# Start of Listed records

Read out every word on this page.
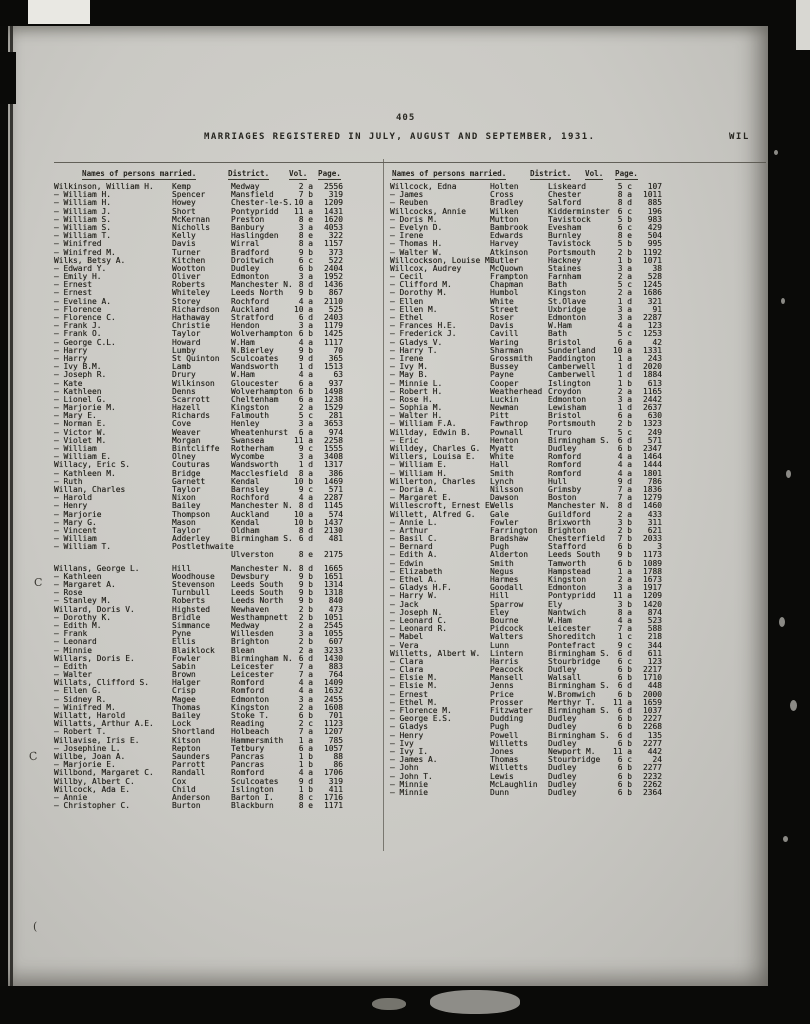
405
MARRIAGES REGISTERED IN JULY, AUGUST AND SEPTEMBER, 1931.	WIL
Names of persons married.	District.	Vol. Page.	Names of persons married.	District. Vol. Page.
Wilkinson, William H.	Kemp	Medway	2 a	2556
— William H.	Spencer	Mansfield	7 b	319
— William H.	Howey	Chester-le-S. 10 a	1209
— William J.	Short	Pontypridd	11 a	1431
— William S.	McKernan	Preston	8 e	1620
— William S.	Nicholls	Banbury	3 a	4053
— William T.	Kelly	Haslingden	8 e	322
— Winifred	Davis	Wirral	8 a	1157
— Winifred M.	Turner	Bradford	9 b	373
Wilks, Betsy A.	Kitchen	Droitwich	6 c	522
— Edward Y.	Wootton	Dudley	6 b	2404
— Emily H.	Oliver	Edmonton	3 a	1952
— Ernest	Roberts	Manchester N. 8 d	1436
— Ernest	Whiteley	Leeds North	9 b	867
— Eveline A.	Storey	Rochford	4 a	2110
— Florence	Richardson	Auckland	10 a	525
— Florence C.	Hathaway	Stratford	6 d	2403
— Frank J.	Christie	Hendon	3 a	1179
— Frank O.	Taylor	Wolverhampton 6 b	1425
— George C.L.	Howard	W.Ham	4 a	1117
— Harry	Lumby	N.Bierley	9 b	70
— Harry	St Quinton	Sculcoates	9 d	365
— Ivy B.M.	Lamb	Wandsworth	1 d	1513
— Joseph R.	Drury	W.Ham	4 a	63
— Kate	Wilkinson	Gloucester	6 a	937
— Kathleen	Denns	Wolverhampton 6 b	1498
— Lionel G.	Scarrott	Cheltenham	6 a	1238
— Marjorie M.	Hazell	Kingston	2 a	1529
— Mary E.	Richards	Falmouth	5 c	281
— Norman E.	Cove	Henley	3 a	3653
— Victor W.	Weaver	Wheatenhurst	6 a	974
— Violet M.	Morgan	Swansea	11 a	2258
— William	Bintcliffe	Rotherham	9 c	1555
— William E.	Olney	Wycombe	3 a	3408
Willacy, Eric S.	Couturas	Wandsworth	1 d	1317
— Kathleen M.	Bridge	Macclesfield	8 a	386
— Ruth	Garnett	Kendal	10 b	1469
Willan, Charles	Taylor	Barnsley	9 c	571
— Harold	Nixon	Rochford	4 a	2287
— Henry	Bailey	Manchester N. 8 d	1145
— Marjorie	Thompson	Auckland	10 a	574
— Mary G.	Mason	Kendal	10 b	1437
— Vincent	Taylor	Oldham	8 d	2130
— William	Adderley	Birmingham S. 6 d	481
— William T.	Postlethwaite
Ulverston	8 e	2175
Willans, George L.	Hill	Manchester N. 8 d	1665
— Kathleen	Woodhouse	Dewsbury	9 b	1651
— Margaret A.	Stevenson	Leeds South	9 b	1314
— Rose	Turnbull	Leeds South	9 b	1318
— Stanley M.	Roberts	Leeds North	9 b	840
Willard, Doris V.	Highsted	Newhaven	2 b	473
— Dorothy K.	Bridle	Westhampnett	2 b	1051
— Edith M.	Simmance	Medway	2 a	2545
— Frank	Pyne	Willesden	3 a	1055
— Leonard	Ellis	Brighton	2 b	607
— Minnie	Blaiklock	Blean	2 a	3233
Willars, Doris E.	Fowler	Birmingham N. 6 d	1430
— Edith	Sabin	Leicester	7 a	883
— Walter	Brown	Leicester	7 a	764
Willats, Clifford S.	Halger	Romford	4 a	1409
— Ellen G.	Crisp	Romford	4 a	1632
— Sidney R.	Magee	Edmonton	3 a	2455
— Winifred M.	Thomas	Kingston	2 a	1608
Willatt, Harold	Bailey	Stoke T.	6 b	701
Willatts, Arthur A.E.	Lock	Reading	2 c	1123
— Robert T.	Shortland	Holbeach	7 a	1207
Willavise, Iris E.	Kitson	Hammersmith	1 a	785
— Josephine L.	Repton	Tetbury	6 a	1057
Willbe, Joan A.	Saunders	Pancras	1 b	88
— Marjorie E.	Parrott	Pancras	1 b	86
Willbond, Margaret C.	Randall	Romford	4 a	1706
Willby, Albert C.	Cox	Sculcoates	9 d	319
Willcock, Ada E.	Child	Islington	1 b	411
— Annie	Anderson	Barton I.	8 c	1716
— Christopher C.	Burton	Blackburn	8 e	1171
Willcock, Edna	Holten	Liskeard	5 c	107
— James	Cross	Chester	8 a	1011
— Reuben	Bradley	Salford	8 d	885
Willcocks, Annie	Wilken	Kidderminster	6 c	196
— Doris M.	Mutton	Tavistock	5 b	983
— Evelyn D.	Bambrook	Evesham	6 c	429
— Irene	Edwards	Burnley	8 e	504
— Thomas H.	Harvey	Tavistock	5 b	995
— Walter W.	Atkinson	Portsmouth	2 b	1192
Willcockson, Louise M.
Butler	Hackney	1 b	1071
Willcox, Audrey	McQuown	Staines	3 a	38
— Cecil	Frampton	Farnham	2 a	528
— Clifford M.	Chapman	Bath	5 c	1245
— Dorothy M.	Humbol	Kingston	2 a	1686
— Ellen	White	St.Olave	1 d	321
— Ellen M.	Street	Uxbridge	3 a	91
— Ethel	Roser	Edmonton	3 a	2287
— Frances H.E.	Davis	W.Ham	4 a	123
— Frederick J.	Cavill	Bath	5 c	1253
— Gladys V.	Waring	Bristol	6 a	42
— Harry T.	Sharman	Sunderland	10 a	1331
— Irene	Grossmith	Paddington	1 a	243
— Ivy M.	Bussey	Camberwell	1 d	2020
— May B.	Payne	Camberwell	1 d	1884
— Minnie L.	Cooper	Islington	1 b	613
— Robert H.	Weatherhead Croydon	2 a	1165
— Rose H.	Luckin	Edmonton	3 a	2442
— Sophia M.	Newman	Lewisham	1 d	2637
— Walter H.	Pitt	Bristol	6 a	630
— William F.A.	Fawthrop	Portsmouth	2 b	1323
Willday, Edwin B.	Pownall	Truro	5 c	249
— Eric	Henton	Birmingham S.	6 d	571
Willdey, Charles G.	Myatt	Dudley	6 b	2347
Willers, Louisa E.	White	Romford	4 a	1464
— William E.	Hall	Romford	4 a	1444
— William H.	Smith	Romford	4 a	1801
Willerton, Charles	Lynch	Hull	9 d	786
— Doria A.	Nilsson	Grimsby	7 a	1836
— Margaret E.	Dawson	Boston	7 a	1279
Willescroft, Ernest E.
Wells	Manchester N.	8 d	1460
Willett, Alfred G.	Gale	Guildford	2 a	433
— Annie L.	Fowler	Brixworth	3 b	311
— Arthur	Farrington	Brighton	2 b	621
— Basil C.	Bradshaw	Chesterfield	7 b	2033
— Bernard	Pugh	Stafford	6 b	3
— Edith A.	Alderton	Leeds South	9 b	1173
— Edwin	Smith	Tamworth	6 b	1089
— Elizabeth	Negus	Hampstead	1 a	1788
— Ethel A.	Harmes	Kingston	2 a	1673
— Gladys H.F.	Goodall	Edmonton	3 a	1917
— Harry W.	Hill	Pontypridd	11 a	1209
— Jack	Sparrow	Ely	3 b	1420
— Joseph N.	Eley	Nantwich	8 a	874
— Leonard C.	Bourne	W.Ham	4 a	523
— Leonard R.	Pidcock	Leicester	7 a	588
— Mabel	Walters	Shoreditch	1 c	218
— Vera	Lunn	Pontefract	9 c	344
Willetts, Albert W.	Lintern	Birmingham S.	6 d	611
— Clara	Harris	Stourbridge	6 c	123
— Clara	Peacock	Dudley	6 b	2217
— Elsie M.	Mansell	Walsall	6 b	1710
— Elsie M.	Jenns	Birmingham S.	6 d	448
— Ernest	Price	W.Bromwich	6 b	2000
— Ethel M.	Prosser	Merthyr T.	11 a	1659
— Florence M.	Fitzwater	Birmingham S.	6 d	1037
— George E.S.	Dudding	Dudley	6 b	2227
— Gladys	Pugh	Dudley	6 b	2268
— Henry	Powell	Birmingham S.	6 d	135
— Ivy	Willetts	Dudley	6 b	2277
— Ivy I.	Jones	Newport M.	11 a	442
— James A.	Thomas	Stourbridge	6 c	24
— John	Willetts	Dudley	6 b	2277
— John T.	Lewis	Dudley	6 b	2232
— Minnie	McLaughlin	Dudley	6 b	2262
— Minnie	Dunn	Dudley	6 b	2364
C
C
(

# End of Listed records

# [Brief]
Gather every line from the entries above where the word "Henry" appears, and copy them.

# [Reply]
— Henry	Bailey	Manchester N. 8 d	1145
— Henry	Powell	Birmingham S.	6 d	135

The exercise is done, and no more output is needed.